# START OF RECORDS PROVIDED

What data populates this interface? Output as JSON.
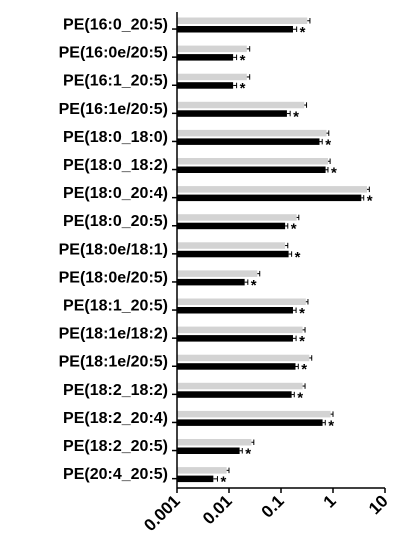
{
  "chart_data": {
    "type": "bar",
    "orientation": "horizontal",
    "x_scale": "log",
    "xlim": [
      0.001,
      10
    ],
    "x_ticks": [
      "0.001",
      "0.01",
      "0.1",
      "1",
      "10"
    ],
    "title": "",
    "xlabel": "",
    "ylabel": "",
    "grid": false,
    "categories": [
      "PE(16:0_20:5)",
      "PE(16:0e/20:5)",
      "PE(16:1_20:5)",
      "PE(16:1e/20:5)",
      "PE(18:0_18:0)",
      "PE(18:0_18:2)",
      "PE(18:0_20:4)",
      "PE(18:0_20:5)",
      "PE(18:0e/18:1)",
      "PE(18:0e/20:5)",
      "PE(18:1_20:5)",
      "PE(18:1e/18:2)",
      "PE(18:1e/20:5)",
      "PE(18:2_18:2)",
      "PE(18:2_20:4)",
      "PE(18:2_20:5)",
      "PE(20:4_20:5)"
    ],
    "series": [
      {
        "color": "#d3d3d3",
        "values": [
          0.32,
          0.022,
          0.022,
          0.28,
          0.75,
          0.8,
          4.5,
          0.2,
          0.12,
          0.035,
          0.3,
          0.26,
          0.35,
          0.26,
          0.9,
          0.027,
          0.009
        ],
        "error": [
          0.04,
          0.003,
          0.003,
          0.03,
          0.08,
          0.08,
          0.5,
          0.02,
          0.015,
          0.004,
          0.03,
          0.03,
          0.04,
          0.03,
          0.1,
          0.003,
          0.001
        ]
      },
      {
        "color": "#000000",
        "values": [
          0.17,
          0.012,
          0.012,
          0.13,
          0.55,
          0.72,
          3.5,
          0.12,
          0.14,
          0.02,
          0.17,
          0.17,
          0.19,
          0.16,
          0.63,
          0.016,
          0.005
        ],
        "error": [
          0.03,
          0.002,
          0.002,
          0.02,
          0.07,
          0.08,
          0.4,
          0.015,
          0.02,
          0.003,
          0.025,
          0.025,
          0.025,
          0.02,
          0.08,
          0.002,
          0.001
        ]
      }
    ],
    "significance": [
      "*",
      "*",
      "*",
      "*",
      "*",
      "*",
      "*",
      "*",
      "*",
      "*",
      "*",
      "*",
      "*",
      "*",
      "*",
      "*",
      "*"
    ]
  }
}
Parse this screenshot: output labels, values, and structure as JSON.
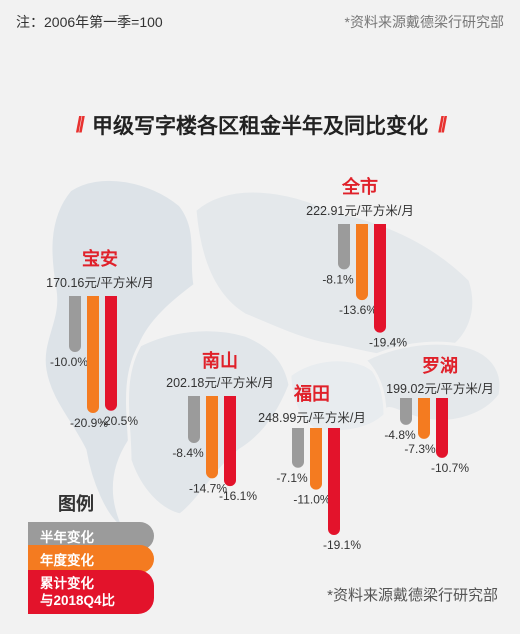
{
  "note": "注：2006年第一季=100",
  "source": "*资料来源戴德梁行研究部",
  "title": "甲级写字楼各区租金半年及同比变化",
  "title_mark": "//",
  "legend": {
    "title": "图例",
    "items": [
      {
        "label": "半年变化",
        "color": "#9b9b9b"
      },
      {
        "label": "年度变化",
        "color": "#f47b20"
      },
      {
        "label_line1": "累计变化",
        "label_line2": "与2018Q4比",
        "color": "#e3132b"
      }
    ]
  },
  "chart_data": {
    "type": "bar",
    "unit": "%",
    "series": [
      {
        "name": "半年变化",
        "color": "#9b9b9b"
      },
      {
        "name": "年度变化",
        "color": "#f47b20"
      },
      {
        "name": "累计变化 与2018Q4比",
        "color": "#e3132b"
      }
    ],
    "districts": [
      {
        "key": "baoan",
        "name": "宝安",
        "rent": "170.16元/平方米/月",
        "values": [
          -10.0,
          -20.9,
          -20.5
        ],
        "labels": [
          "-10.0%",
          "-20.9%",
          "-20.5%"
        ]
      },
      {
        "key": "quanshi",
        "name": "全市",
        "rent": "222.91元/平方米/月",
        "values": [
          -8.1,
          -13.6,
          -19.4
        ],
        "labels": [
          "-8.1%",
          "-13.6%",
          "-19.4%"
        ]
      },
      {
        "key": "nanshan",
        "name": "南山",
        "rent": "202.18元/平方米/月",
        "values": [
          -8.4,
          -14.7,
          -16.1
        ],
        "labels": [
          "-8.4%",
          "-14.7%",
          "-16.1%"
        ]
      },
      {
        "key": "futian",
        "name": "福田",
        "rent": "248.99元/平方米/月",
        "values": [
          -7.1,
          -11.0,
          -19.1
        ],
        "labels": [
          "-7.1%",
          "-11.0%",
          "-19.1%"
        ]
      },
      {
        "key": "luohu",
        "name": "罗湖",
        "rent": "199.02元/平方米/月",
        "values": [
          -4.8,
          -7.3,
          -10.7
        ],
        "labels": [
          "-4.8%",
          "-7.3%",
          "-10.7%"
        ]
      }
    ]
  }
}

# END OF RECORDS PROVIDED
# START OF RECORDS PROVIDED

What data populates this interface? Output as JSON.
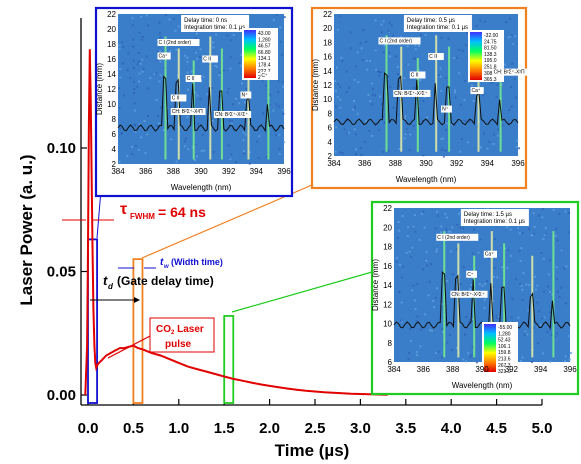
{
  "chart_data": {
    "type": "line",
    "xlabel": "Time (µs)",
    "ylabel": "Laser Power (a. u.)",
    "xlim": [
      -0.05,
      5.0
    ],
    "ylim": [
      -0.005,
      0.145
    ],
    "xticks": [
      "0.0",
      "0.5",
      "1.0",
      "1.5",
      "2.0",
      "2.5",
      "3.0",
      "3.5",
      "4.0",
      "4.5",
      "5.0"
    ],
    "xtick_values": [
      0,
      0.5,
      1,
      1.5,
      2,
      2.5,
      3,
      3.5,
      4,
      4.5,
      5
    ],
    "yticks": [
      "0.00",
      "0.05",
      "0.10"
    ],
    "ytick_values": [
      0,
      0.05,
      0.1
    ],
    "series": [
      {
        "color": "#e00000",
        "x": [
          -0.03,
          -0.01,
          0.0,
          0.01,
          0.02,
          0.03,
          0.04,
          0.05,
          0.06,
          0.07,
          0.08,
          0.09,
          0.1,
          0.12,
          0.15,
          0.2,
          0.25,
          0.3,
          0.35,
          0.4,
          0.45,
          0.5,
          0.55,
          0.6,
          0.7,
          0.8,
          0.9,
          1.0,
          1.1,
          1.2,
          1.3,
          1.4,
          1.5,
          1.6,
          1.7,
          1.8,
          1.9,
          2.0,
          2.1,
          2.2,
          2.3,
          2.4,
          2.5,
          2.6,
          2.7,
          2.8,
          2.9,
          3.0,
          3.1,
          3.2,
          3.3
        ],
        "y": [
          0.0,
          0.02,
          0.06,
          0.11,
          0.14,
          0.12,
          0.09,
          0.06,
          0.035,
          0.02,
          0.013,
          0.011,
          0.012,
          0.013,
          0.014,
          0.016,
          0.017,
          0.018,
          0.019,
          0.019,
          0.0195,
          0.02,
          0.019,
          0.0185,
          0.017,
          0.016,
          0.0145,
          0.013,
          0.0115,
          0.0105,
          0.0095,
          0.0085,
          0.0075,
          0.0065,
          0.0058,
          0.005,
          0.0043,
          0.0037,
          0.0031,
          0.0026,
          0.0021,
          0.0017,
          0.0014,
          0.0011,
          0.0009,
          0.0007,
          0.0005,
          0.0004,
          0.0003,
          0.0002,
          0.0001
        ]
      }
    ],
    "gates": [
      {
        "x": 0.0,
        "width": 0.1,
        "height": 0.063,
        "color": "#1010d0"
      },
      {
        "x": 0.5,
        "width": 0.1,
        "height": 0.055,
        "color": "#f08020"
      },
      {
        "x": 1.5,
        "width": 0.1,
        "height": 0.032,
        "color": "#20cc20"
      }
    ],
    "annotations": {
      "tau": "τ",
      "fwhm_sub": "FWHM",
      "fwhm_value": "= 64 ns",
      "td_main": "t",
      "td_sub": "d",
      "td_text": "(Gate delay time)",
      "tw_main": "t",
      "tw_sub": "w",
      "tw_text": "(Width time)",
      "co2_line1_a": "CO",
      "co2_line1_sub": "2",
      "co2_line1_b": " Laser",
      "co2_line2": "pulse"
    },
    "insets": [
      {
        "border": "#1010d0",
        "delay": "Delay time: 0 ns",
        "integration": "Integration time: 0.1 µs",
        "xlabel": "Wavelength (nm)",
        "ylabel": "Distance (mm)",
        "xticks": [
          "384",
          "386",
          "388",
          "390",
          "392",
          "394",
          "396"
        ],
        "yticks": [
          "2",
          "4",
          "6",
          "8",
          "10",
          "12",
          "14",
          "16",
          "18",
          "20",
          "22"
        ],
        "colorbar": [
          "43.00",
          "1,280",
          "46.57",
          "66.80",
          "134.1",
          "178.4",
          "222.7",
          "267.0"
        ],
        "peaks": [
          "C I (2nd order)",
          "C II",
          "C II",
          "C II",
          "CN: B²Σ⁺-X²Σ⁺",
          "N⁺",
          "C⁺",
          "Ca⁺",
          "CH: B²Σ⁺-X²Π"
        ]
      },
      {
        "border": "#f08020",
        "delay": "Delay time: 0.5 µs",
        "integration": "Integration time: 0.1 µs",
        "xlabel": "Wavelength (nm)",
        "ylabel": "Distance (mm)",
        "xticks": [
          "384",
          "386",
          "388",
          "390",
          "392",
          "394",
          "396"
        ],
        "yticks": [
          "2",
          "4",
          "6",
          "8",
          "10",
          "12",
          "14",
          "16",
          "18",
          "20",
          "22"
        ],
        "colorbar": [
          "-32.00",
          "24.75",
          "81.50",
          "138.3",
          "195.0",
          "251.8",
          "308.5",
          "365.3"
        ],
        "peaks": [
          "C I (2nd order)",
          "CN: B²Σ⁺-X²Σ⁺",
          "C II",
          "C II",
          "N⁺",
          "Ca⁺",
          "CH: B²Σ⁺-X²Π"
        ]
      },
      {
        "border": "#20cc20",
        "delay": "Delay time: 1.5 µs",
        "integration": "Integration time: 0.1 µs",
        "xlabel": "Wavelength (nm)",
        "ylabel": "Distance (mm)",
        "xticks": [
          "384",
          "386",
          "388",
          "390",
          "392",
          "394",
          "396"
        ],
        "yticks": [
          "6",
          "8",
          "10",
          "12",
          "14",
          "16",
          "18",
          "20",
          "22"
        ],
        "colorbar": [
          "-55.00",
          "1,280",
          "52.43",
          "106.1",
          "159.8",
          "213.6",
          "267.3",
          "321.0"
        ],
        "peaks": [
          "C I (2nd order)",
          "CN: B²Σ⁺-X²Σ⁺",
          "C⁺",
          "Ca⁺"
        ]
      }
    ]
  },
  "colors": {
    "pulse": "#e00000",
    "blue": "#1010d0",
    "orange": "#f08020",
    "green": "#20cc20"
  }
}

# END OF RECORDS PROVIDED

WHAT YOU HAVE TO DO => Copy all lines from the material that contain "delay".

OUTPUT OF THE EXERCISE =>
      "td_text": "(Gate delay time)",
        "delay": "Delay time: 0 ns",
        "delay": "Delay time: 0.5 µs",
        "delay": "Delay time: 1.5 µs",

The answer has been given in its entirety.